§ EXERCISE GOAL:
Restate each entry word for word, leaving nothing out.
— begin EXERCISE MATERIALS —
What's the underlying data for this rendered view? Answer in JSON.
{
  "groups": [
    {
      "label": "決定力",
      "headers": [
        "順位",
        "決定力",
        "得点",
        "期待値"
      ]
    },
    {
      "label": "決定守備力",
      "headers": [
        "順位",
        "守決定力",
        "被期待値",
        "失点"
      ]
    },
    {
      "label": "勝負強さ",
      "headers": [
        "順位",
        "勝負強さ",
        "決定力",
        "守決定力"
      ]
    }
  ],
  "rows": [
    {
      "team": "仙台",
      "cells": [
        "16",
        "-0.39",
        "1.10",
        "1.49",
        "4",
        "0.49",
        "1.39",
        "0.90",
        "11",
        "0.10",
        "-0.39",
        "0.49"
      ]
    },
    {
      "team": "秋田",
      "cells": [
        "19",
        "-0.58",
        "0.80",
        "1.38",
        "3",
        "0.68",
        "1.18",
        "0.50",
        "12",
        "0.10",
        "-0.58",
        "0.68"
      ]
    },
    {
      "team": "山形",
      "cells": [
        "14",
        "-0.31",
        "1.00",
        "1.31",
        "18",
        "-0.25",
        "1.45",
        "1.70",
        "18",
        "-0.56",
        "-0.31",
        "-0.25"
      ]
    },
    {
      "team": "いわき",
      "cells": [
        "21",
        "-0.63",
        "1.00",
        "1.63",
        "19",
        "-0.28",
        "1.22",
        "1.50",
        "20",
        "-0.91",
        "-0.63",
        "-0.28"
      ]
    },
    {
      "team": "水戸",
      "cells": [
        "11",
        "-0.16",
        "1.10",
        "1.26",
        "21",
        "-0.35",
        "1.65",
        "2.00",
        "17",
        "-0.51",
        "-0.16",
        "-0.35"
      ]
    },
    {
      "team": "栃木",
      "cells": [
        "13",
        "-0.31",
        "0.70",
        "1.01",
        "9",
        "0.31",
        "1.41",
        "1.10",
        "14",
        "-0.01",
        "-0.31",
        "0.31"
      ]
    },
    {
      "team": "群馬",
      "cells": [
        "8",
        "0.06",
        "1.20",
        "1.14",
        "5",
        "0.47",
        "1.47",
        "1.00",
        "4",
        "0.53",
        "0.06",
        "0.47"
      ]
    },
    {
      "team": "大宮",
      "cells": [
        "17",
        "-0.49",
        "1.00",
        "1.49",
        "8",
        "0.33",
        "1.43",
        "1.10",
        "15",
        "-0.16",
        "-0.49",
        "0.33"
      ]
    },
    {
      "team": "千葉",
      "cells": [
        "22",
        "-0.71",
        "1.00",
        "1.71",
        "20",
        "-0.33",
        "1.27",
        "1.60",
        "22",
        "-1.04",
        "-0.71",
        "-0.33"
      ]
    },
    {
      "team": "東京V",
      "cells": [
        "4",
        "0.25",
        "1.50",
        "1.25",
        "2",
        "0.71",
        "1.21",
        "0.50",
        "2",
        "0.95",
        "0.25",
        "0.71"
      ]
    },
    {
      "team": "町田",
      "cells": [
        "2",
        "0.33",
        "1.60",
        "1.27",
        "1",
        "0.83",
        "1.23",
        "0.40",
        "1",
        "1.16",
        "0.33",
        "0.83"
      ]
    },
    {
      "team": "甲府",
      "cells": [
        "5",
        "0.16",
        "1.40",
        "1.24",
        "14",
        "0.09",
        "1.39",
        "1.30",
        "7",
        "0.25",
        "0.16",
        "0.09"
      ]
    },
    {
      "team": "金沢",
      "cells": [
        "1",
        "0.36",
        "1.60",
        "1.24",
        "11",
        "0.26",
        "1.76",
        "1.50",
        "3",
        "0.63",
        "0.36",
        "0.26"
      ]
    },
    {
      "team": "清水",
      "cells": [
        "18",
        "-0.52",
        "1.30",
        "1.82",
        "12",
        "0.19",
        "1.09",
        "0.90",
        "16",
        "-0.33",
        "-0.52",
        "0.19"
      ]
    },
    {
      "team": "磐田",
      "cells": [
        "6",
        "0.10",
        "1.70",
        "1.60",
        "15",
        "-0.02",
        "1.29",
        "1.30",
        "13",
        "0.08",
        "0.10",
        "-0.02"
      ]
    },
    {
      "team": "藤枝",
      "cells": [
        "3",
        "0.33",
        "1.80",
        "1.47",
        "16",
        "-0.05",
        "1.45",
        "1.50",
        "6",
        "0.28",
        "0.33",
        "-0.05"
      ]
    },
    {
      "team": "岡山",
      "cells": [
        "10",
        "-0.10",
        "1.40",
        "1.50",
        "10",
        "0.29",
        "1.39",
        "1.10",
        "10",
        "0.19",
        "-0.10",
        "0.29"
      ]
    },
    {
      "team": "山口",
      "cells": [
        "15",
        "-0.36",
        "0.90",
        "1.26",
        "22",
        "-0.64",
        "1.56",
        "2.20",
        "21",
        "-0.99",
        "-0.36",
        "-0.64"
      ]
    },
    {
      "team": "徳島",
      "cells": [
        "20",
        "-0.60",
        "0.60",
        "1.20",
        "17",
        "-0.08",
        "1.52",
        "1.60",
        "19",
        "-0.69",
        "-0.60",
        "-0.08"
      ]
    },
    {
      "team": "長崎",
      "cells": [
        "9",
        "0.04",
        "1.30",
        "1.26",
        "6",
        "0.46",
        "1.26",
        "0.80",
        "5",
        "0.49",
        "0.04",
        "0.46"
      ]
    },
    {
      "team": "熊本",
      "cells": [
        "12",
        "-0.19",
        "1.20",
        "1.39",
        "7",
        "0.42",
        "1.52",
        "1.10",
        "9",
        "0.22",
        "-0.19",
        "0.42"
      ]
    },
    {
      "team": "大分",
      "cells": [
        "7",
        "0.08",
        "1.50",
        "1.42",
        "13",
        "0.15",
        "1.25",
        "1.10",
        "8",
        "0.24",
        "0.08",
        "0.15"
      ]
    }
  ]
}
— end EXERCISE MATERIALS —
§ SOLUTION TO THIS EXERCISE:
What's the underlying data for this rendered view? Answer in JSON.
{
  "groups": [
    {
      "label": "決定力",
      "headers": [
        "順位",
        "決定力",
        "得点",
        "期待値"
      ]
    },
    {
      "label": "決定守備力",
      "headers": [
        "順位",
        "守決定力",
        "被期待値",
        "失点"
      ]
    },
    {
      "label": "勝負強さ",
      "headers": [
        "順位",
        "勝負強さ",
        "決定力",
        "守決定力"
      ]
    }
  ],
  "rows": [
    {
      "team": "仙台",
      "cells": [
        "16",
        "-0.39",
        "1.10",
        "1.49",
        "4",
        "0.49",
        "1.39",
        "0.90",
        "11",
        "0.10",
        "-0.39",
        "0.49"
      ]
    },
    {
      "team": "秋田",
      "cells": [
        "19",
        "-0.58",
        "0.80",
        "1.38",
        "3",
        "0.68",
        "1.18",
        "0.50",
        "12",
        "0.10",
        "-0.58",
        "0.68"
      ]
    },
    {
      "team": "山形",
      "cells": [
        "14",
        "-0.31",
        "1.00",
        "1.31",
        "18",
        "-0.25",
        "1.45",
        "1.70",
        "18",
        "-0.56",
        "-0.31",
        "-0.25"
      ]
    },
    {
      "team": "いわき",
      "cells": [
        "21",
        "-0.63",
        "1.00",
        "1.63",
        "19",
        "-0.28",
        "1.22",
        "1.50",
        "20",
        "-0.91",
        "-0.63",
        "-0.28"
      ]
    },
    {
      "team": "水戸",
      "cells": [
        "11",
        "-0.16",
        "1.10",
        "1.26",
        "21",
        "-0.35",
        "1.65",
        "2.00",
        "17",
        "-0.51",
        "-0.16",
        "-0.35"
      ]
    },
    {
      "team": "栃木",
      "cells": [
        "13",
        "-0.31",
        "0.70",
        "1.01",
        "9",
        "0.31",
        "1.41",
        "1.10",
        "14",
        "-0.01",
        "-0.31",
        "0.31"
      ]
    },
    {
      "team": "群馬",
      "cells": [
        "8",
        "0.06",
        "1.20",
        "1.14",
        "5",
        "0.47",
        "1.47",
        "1.00",
        "4",
        "0.53",
        "0.06",
        "0.47"
      ]
    },
    {
      "team": "大宮",
      "cells": [
        "17",
        "-0.49",
        "1.00",
        "1.49",
        "8",
        "0.33",
        "1.43",
        "1.10",
        "15",
        "-0.16",
        "-0.49",
        "0.33"
      ]
    },
    {
      "team": "千葉",
      "cells": [
        "22",
        "-0.71",
        "1.00",
        "1.71",
        "20",
        "-0.33",
        "1.27",
        "1.60",
        "22",
        "-1.04",
        "-0.71",
        "-0.33"
      ]
    },
    {
      "team": "東京V",
      "cells": [
        "4",
        "0.25",
        "1.50",
        "1.25",
        "2",
        "0.71",
        "1.21",
        "0.50",
        "2",
        "0.95",
        "0.25",
        "0.71"
      ]
    },
    {
      "team": "町田",
      "cells": [
        "2",
        "0.33",
        "1.60",
        "1.27",
        "1",
        "0.83",
        "1.23",
        "0.40",
        "1",
        "1.16",
        "0.33",
        "0.83"
      ]
    },
    {
      "team": "甲府",
      "cells": [
        "5",
        "0.16",
        "1.40",
        "1.24",
        "14",
        "0.09",
        "1.39",
        "1.30",
        "7",
        "0.25",
        "0.16",
        "0.09"
      ]
    },
    {
      "team": "金沢",
      "cells": [
        "1",
        "0.36",
        "1.60",
        "1.24",
        "11",
        "0.26",
        "1.76",
        "1.50",
        "3",
        "0.63",
        "0.36",
        "0.26"
      ]
    },
    {
      "team": "清水",
      "cells": [
        "18",
        "-0.52",
        "1.30",
        "1.82",
        "12",
        "0.19",
        "1.09",
        "0.90",
        "16",
        "-0.33",
        "-0.52",
        "0.19"
      ]
    },
    {
      "team": "磐田",
      "cells": [
        "6",
        "0.10",
        "1.70",
        "1.60",
        "15",
        "-0.02",
        "1.29",
        "1.30",
        "13",
        "0.08",
        "0.10",
        "-0.02"
      ]
    },
    {
      "team": "藤枝",
      "cells": [
        "3",
        "0.33",
        "1.80",
        "1.47",
        "16",
        "-0.05",
        "1.45",
        "1.50",
        "6",
        "0.28",
        "0.33",
        "-0.05"
      ]
    },
    {
      "team": "岡山",
      "cells": [
        "10",
        "-0.10",
        "1.40",
        "1.50",
        "10",
        "0.29",
        "1.39",
        "1.10",
        "10",
        "0.19",
        "-0.10",
        "0.29"
      ]
    },
    {
      "team": "山口",
      "cells": [
        "15",
        "-0.36",
        "0.90",
        "1.26",
        "22",
        "-0.64",
        "1.56",
        "2.20",
        "21",
        "-0.99",
        "-0.36",
        "-0.64"
      ]
    },
    {
      "team": "徳島",
      "cells": [
        "20",
        "-0.60",
        "0.60",
        "1.20",
        "17",
        "-0.08",
        "1.52",
        "1.60",
        "19",
        "-0.69",
        "-0.60",
        "-0.08"
      ]
    },
    {
      "team": "長崎",
      "cells": [
        "9",
        "0.04",
        "1.30",
        "1.26",
        "6",
        "0.46",
        "1.26",
        "0.80",
        "5",
        "0.49",
        "0.04",
        "0.46"
      ]
    },
    {
      "team": "熊本",
      "cells": [
        "12",
        "-0.19",
        "1.20",
        "1.39",
        "7",
        "0.42",
        "1.52",
        "1.10",
        "9",
        "0.22",
        "-0.19",
        "0.42"
      ]
    },
    {
      "team": "大分",
      "cells": [
        "7",
        "0.08",
        "1.50",
        "1.42",
        "13",
        "0.15",
        "1.25",
        "1.10",
        "8",
        "0.24",
        "0.08",
        "0.15"
      ]
    }
  ]
}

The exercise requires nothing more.